Tareas y ejercicios:
A) Responde según el texto sobre agricultura y alimentación ante la crisis:
(i) ¿De qué tipo son, sobre todo, las respuestas que se están dando frente al desplome?
(ii) ¿A qué se refieren sobre todo los problemas del lado de la demanda?
(iii) ¿Qué organismo se nombra en relación con la ayuda alimentaria directa?
B) Cambia "desplome" por "colapso" al transcribir todo lo que va desde "Las respuestas frente" hasta "y la alimentación." en el texto sobre agricultura y alimentación ante la crisis.

Texto del ejercicio:

Las respuestas frente al desplome ya se están dando con celeridad en numerosos países, y contando con el apoyo de organismos multilaterales; son sobre todo de tipo fiscal y de alivio financiero. Aquí mencionaremos solo a las estrictamente relacionadas con la agricultura y la alimentación.
Veíamos atrás que no existe un problema de oferta y que los problemas del lado de la demanda refieren sobre todo a la caída de empleos e ingresos. Vinculado a esto, hay que mencionar a las posibles interrupciones en las cadenas de valor de los alimentos. Si no queremos comprometer la seguridad alimentaria, se hace necesario que estas cadenas permanezcan abiertas. Tanto en lo referido a los insumos, como a los cultivos, y los alimentos listos para su consumo final. El sistema alimentario es un sector universalmente reconocido como esencial y debe seguir fluyendo. La agricultura es una de las actividades que pueden responder bien a la crisis y por eso resulta vital apoyar a su cadena de valor. Este es el principal mensaje que hay que trasmitir.
Es pues necesario mantener abiertos los mercados, no interrumpirlos artificialmente con barreras arancelarias, cuotas, cierres fronterizos, ni encarecer las cadenas logísticas y de transporte. Al mismo tiempo, los gobiernos deben asegurar que las cadenas de pago y financiamiento tampoco se corten. Es indispensable apoyar con créditos accesibles las actividades agroalimentarias. Para ello hay que considerar ampliar subsidios y transferencias que en la mayoría de los países ya se venían entregando. Por último, no olvidar que en numerosos países, adicionalmente, se hará necesaria la ayuda alimentaria directa, como aquella que presa el Programa Mundial de Alimentos (PMA).

(Elementos guardados de una colección)
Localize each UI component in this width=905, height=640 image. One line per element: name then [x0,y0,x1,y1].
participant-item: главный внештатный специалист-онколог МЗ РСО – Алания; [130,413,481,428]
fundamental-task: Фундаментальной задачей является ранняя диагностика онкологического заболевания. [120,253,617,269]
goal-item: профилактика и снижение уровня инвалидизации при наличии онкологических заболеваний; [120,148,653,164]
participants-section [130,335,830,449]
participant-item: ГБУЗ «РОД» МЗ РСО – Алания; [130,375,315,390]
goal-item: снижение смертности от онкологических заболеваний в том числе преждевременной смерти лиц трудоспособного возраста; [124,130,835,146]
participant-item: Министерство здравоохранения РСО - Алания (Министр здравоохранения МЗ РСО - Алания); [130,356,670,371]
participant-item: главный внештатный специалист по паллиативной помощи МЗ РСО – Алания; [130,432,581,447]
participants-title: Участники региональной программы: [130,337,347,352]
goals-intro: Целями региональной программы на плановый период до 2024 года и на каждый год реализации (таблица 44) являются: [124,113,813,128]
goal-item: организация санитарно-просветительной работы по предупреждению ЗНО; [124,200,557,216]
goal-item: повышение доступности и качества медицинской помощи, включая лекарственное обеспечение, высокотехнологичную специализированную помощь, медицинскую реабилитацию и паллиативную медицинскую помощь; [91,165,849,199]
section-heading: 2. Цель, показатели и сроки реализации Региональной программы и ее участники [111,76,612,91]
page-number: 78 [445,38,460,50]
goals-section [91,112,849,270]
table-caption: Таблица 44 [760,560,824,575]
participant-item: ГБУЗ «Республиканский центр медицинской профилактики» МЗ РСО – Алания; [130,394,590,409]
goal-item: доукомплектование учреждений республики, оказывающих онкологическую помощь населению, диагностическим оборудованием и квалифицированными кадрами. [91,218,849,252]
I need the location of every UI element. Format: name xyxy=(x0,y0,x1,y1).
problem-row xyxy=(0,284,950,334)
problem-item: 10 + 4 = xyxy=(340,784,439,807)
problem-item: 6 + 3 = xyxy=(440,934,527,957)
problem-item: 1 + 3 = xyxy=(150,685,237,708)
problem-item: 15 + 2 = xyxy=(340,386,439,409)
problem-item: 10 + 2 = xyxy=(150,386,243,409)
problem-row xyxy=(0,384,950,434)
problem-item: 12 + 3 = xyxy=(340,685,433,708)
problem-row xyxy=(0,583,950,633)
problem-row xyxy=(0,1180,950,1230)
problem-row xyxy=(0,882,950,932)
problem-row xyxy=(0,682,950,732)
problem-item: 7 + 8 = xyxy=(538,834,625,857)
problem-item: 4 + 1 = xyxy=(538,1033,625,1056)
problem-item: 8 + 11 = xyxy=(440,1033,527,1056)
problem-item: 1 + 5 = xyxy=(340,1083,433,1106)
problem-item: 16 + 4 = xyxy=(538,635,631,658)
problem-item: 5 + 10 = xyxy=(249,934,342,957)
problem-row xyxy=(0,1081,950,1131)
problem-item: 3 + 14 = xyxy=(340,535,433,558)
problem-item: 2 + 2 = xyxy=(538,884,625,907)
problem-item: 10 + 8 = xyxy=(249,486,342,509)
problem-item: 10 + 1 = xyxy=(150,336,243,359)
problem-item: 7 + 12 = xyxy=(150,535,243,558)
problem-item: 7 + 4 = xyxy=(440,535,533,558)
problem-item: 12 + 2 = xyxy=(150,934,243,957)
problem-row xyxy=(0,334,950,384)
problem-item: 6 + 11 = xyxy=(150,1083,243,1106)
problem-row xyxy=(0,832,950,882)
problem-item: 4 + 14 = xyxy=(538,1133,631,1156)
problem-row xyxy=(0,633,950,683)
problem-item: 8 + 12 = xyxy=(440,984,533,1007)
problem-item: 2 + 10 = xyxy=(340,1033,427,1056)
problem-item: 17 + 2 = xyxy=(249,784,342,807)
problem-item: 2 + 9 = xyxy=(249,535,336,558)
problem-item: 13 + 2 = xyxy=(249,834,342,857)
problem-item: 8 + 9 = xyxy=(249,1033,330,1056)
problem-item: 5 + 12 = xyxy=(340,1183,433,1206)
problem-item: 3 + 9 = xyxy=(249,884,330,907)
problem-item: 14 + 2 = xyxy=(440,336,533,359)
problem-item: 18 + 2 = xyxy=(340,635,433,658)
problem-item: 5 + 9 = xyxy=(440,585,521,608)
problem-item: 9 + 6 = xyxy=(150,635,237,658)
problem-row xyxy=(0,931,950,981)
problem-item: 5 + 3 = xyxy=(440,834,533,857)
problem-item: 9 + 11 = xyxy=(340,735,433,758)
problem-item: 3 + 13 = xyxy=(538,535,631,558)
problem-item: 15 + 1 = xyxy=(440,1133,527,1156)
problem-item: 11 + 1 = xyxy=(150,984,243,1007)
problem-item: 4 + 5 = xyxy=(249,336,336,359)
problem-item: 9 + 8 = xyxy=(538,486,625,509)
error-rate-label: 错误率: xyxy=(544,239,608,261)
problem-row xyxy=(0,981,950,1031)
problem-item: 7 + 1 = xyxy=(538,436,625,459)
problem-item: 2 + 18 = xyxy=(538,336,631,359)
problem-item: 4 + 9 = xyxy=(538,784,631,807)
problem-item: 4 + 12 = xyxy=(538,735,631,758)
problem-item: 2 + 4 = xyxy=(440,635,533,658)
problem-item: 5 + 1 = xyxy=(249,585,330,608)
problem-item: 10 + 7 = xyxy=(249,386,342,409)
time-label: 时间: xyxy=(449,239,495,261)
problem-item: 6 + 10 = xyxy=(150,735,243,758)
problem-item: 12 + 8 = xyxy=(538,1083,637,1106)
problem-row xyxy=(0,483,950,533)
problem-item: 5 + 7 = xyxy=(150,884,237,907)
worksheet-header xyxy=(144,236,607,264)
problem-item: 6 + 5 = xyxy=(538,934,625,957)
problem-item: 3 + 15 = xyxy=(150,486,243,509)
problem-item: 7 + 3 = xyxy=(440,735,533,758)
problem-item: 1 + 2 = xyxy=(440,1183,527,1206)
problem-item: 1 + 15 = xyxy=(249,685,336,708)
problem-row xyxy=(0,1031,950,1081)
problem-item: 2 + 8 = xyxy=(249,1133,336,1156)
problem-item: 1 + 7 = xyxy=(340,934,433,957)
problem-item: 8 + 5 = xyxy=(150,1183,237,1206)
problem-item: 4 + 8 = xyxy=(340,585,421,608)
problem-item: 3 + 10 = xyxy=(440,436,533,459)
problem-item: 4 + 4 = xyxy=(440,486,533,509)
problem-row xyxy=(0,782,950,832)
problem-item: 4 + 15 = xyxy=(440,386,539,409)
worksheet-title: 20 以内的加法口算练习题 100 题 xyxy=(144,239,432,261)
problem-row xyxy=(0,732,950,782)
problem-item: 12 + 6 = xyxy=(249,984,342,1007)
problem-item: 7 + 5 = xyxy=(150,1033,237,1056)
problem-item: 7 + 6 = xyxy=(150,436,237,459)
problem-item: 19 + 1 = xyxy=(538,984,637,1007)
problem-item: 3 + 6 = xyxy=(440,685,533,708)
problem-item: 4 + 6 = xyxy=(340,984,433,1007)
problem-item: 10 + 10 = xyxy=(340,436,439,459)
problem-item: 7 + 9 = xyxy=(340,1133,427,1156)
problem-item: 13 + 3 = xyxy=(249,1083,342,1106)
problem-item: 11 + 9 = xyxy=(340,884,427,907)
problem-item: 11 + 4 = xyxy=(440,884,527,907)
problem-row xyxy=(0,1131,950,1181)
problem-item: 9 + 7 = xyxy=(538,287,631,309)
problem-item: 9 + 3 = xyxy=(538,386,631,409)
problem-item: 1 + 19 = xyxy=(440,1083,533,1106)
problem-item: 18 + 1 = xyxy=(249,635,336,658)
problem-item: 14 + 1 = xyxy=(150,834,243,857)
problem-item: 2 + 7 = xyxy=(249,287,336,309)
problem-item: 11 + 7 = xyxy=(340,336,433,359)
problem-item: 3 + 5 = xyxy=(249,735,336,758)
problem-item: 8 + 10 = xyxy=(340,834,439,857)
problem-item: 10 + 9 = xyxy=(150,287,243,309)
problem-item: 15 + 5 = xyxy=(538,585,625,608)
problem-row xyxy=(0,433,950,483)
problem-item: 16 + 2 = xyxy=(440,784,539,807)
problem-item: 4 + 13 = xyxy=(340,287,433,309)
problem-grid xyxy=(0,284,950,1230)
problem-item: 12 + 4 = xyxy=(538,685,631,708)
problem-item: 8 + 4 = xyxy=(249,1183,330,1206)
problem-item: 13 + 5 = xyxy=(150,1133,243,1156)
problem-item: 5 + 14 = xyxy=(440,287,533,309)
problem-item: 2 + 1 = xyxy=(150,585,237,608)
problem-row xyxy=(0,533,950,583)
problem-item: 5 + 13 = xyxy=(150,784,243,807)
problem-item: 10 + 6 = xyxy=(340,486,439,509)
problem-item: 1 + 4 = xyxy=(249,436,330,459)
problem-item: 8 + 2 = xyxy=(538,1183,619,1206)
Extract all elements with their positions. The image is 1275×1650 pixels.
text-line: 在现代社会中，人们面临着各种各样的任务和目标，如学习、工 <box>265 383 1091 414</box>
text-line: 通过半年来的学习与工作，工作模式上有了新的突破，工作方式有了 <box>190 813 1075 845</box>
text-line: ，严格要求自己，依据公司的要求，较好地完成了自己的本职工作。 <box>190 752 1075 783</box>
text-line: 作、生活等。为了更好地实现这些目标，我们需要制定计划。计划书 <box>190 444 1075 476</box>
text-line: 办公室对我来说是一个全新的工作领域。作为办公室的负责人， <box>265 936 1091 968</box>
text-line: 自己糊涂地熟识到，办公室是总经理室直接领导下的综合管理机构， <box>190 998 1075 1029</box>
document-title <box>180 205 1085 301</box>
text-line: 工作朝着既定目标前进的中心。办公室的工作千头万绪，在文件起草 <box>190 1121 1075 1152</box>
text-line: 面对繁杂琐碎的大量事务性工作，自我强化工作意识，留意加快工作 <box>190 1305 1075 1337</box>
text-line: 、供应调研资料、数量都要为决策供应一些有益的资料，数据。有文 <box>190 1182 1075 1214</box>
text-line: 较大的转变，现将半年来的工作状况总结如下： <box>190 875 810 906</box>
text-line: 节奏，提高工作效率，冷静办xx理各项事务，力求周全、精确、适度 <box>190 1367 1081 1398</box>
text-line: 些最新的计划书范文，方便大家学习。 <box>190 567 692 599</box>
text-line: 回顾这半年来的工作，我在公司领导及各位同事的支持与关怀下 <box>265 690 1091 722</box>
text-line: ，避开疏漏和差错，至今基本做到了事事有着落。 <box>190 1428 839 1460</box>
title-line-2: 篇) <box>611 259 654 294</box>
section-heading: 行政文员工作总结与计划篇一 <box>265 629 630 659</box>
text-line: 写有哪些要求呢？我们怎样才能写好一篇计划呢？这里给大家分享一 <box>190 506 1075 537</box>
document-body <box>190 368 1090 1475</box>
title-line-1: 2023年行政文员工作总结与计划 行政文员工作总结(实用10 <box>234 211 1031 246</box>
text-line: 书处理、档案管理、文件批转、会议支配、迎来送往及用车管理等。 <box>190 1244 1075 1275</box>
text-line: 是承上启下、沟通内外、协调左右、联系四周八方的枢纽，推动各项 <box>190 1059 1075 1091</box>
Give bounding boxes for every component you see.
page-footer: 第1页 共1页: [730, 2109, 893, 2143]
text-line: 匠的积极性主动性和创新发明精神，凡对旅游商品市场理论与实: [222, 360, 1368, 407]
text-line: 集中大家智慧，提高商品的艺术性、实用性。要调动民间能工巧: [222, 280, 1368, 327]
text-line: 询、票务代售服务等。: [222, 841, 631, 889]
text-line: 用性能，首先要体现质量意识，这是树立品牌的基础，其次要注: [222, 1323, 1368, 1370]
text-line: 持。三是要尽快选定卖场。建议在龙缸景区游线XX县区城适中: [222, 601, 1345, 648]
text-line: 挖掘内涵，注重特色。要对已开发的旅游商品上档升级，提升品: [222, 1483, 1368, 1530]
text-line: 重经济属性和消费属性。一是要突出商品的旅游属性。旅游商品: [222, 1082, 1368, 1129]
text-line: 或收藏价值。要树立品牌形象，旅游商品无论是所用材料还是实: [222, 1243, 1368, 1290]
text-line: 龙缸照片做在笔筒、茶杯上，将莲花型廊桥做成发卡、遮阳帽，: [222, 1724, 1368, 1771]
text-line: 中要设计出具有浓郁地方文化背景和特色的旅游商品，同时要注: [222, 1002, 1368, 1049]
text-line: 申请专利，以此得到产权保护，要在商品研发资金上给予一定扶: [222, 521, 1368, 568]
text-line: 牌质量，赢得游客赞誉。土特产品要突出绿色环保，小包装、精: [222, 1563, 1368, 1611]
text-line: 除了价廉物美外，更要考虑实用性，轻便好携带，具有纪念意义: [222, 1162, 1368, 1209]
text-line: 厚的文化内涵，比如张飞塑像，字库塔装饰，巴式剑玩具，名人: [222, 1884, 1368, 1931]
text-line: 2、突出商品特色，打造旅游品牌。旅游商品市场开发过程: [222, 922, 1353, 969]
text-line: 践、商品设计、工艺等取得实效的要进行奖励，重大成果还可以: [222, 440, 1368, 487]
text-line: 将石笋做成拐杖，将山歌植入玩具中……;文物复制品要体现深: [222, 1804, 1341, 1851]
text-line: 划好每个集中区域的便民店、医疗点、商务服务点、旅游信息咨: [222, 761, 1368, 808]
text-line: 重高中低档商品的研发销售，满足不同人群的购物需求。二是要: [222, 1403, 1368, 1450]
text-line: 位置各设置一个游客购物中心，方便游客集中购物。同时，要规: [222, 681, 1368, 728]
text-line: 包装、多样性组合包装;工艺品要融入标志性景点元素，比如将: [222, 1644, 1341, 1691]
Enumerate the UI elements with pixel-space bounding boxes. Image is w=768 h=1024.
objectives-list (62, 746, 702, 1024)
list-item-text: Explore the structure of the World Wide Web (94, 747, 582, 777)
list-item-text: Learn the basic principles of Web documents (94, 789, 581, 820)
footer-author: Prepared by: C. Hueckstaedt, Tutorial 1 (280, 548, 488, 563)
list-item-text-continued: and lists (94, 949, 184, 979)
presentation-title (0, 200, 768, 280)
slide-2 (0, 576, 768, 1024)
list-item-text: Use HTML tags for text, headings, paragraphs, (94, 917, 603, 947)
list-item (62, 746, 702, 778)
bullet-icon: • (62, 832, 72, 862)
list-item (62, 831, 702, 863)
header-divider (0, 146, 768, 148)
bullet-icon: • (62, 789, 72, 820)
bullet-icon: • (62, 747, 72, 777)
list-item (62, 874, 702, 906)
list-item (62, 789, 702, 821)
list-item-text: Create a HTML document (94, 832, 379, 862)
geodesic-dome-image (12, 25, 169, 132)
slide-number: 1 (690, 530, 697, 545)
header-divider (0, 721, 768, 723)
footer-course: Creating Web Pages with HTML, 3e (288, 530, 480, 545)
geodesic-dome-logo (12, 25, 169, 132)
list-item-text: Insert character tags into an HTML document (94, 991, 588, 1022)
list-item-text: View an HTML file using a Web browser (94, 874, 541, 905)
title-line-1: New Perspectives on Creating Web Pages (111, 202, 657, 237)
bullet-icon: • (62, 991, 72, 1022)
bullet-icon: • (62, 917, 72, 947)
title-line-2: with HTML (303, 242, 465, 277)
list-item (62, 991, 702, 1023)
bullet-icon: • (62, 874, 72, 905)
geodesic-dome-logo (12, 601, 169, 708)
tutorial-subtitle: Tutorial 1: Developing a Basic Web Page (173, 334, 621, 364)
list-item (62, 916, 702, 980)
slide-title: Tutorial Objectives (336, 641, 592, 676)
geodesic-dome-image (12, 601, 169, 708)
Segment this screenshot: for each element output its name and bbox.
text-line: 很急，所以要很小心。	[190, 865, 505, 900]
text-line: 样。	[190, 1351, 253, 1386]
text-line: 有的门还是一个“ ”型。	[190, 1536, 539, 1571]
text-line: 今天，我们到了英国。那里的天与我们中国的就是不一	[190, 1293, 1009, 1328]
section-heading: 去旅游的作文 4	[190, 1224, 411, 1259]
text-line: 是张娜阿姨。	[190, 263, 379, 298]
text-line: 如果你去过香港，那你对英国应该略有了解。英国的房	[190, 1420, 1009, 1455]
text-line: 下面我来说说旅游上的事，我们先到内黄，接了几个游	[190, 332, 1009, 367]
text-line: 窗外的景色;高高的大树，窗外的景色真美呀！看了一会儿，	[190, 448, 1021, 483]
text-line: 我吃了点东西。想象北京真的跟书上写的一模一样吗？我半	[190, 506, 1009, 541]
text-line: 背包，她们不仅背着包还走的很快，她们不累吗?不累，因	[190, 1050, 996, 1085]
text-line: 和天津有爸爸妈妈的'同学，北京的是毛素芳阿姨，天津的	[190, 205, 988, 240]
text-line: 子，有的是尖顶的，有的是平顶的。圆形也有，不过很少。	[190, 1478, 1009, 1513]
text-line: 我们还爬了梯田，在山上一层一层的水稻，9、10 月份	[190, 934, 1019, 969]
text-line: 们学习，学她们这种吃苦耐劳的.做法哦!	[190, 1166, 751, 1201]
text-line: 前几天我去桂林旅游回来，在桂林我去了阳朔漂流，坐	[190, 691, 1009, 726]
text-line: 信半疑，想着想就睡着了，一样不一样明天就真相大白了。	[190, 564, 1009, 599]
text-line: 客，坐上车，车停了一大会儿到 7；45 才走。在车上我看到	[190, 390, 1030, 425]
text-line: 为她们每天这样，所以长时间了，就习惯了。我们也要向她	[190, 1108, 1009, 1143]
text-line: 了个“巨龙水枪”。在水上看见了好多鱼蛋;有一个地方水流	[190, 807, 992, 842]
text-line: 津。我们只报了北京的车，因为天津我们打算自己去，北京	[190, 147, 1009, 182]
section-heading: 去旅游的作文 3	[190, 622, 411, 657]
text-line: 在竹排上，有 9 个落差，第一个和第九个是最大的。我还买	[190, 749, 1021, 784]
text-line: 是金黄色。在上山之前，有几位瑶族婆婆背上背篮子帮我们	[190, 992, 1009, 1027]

Resultados del ejercicio:
A)
(i) De tipo fiscal y de alivio financiero.
(ii) A la caída de empleos e ingresos.
(iii) El Programa Mundial de Alimentos (PMA).

B)
Las respuestas frente al colapso ya se están dando con celeridad en numerosos países, y contando con el apoyo de organismos multilaterales; son sobre todo de tipo fiscal y de alivio financiero. Aquí mencionaremos solo a las estrictamente relacionadas con la agricultura y la alimentación.